---------- DATA TO PROCESS ----------

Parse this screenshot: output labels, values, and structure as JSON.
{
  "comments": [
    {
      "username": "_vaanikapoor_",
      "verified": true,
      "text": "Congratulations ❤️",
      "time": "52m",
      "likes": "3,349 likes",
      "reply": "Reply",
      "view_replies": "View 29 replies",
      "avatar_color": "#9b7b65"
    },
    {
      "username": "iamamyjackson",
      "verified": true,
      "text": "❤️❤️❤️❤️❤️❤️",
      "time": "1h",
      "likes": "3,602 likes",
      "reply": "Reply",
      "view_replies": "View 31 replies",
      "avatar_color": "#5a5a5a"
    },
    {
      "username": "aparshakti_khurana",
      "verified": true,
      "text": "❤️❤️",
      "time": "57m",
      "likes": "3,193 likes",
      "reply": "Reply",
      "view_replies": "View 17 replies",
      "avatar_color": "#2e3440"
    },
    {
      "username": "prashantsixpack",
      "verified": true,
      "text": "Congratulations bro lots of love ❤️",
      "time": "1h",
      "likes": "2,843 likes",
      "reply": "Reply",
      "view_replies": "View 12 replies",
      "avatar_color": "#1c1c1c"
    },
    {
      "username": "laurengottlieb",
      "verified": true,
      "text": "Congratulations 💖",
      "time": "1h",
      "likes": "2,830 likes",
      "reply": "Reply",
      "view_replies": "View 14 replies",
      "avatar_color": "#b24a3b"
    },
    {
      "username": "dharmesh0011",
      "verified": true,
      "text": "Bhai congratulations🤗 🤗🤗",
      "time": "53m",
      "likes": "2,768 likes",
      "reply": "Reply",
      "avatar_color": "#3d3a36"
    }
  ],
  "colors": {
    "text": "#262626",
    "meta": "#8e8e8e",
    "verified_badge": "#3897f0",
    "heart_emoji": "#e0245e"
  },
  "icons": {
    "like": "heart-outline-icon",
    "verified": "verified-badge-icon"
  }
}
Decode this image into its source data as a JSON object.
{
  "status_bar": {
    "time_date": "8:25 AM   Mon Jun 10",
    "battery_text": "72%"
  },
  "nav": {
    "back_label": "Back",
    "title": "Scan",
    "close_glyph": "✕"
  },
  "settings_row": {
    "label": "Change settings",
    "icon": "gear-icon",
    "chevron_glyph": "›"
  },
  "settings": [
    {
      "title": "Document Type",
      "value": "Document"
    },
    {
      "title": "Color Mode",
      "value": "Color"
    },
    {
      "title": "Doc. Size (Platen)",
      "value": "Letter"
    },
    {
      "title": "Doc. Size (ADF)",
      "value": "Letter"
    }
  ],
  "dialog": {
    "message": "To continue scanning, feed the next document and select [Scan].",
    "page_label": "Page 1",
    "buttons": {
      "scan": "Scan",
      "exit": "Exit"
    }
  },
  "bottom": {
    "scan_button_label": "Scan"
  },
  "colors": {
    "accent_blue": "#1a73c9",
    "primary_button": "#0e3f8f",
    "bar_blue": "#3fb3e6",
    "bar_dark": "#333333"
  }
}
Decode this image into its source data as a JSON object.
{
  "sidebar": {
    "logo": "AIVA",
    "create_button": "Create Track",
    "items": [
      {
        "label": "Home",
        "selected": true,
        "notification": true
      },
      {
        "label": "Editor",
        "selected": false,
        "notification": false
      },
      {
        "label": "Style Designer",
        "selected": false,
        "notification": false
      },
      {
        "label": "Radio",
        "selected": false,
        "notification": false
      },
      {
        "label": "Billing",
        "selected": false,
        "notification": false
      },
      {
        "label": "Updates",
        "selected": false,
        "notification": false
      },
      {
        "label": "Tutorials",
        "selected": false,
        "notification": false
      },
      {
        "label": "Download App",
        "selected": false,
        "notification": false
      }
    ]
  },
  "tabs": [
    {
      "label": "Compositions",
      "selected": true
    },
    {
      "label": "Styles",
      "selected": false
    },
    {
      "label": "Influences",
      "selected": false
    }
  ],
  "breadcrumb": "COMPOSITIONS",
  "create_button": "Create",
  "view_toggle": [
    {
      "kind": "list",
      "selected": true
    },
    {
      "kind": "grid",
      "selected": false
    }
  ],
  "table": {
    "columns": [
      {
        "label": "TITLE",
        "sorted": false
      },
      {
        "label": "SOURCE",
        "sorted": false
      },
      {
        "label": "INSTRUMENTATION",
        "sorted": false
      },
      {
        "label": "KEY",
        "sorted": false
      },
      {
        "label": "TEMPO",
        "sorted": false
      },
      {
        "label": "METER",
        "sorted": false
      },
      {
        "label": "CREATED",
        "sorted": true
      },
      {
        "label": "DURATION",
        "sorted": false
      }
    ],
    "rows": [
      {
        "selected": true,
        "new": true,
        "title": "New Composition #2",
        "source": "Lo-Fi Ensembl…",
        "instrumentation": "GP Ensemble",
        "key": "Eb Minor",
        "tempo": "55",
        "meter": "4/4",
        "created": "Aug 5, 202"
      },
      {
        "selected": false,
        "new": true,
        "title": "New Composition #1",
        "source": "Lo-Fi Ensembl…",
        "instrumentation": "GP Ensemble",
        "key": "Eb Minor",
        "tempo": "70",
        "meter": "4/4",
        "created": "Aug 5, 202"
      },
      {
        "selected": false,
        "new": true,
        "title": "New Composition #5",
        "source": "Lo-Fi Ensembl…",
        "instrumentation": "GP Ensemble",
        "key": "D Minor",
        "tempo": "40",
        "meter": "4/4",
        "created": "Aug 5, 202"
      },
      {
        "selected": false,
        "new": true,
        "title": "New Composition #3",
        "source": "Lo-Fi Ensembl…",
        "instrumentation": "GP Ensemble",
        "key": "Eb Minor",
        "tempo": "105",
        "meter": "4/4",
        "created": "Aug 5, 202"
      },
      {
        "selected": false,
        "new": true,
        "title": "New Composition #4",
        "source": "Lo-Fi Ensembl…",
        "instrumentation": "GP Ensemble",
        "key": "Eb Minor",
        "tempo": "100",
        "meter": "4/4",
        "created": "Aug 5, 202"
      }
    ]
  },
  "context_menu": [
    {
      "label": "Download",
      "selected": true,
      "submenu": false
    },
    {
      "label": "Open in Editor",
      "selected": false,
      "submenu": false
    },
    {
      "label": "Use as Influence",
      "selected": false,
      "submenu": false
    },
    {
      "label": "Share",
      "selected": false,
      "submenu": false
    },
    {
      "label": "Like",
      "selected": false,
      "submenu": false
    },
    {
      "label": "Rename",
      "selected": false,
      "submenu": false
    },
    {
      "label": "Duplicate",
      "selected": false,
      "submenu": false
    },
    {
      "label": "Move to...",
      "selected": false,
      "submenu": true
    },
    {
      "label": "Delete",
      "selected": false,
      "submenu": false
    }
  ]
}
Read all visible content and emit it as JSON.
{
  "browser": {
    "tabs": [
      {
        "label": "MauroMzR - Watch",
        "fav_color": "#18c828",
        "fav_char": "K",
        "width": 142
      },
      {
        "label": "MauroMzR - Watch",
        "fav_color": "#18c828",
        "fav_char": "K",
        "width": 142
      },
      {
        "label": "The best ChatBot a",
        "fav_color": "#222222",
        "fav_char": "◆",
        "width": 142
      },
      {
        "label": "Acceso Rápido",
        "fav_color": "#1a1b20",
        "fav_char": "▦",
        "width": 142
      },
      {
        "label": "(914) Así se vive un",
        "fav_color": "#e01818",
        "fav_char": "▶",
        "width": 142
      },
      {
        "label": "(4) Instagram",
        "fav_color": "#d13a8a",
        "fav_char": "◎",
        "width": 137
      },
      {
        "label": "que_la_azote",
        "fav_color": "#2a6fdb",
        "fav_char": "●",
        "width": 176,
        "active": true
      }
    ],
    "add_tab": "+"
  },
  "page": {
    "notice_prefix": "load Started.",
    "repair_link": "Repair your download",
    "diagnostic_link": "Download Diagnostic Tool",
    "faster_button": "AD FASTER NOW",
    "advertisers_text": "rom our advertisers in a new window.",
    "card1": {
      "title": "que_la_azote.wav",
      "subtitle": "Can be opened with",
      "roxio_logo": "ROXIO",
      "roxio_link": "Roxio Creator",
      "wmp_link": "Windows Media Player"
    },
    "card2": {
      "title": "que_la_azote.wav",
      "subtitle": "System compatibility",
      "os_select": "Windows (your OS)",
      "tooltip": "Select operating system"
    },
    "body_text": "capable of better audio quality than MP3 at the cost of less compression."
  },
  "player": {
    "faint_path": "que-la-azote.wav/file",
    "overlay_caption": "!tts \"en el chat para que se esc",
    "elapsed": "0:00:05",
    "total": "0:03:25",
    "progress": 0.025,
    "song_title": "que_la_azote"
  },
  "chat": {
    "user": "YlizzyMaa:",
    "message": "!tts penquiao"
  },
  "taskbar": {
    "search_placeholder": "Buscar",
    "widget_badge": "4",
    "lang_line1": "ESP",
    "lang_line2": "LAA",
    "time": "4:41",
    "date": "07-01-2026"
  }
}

----------

DIRECTIONS FOR THIS TASK:
From the data above, gather every line that includes the word "message".

RESPONSE BELOW:
    "message": "To continue scanning, feed the next document and select [Scan].",
    "message": "!tts penquiao"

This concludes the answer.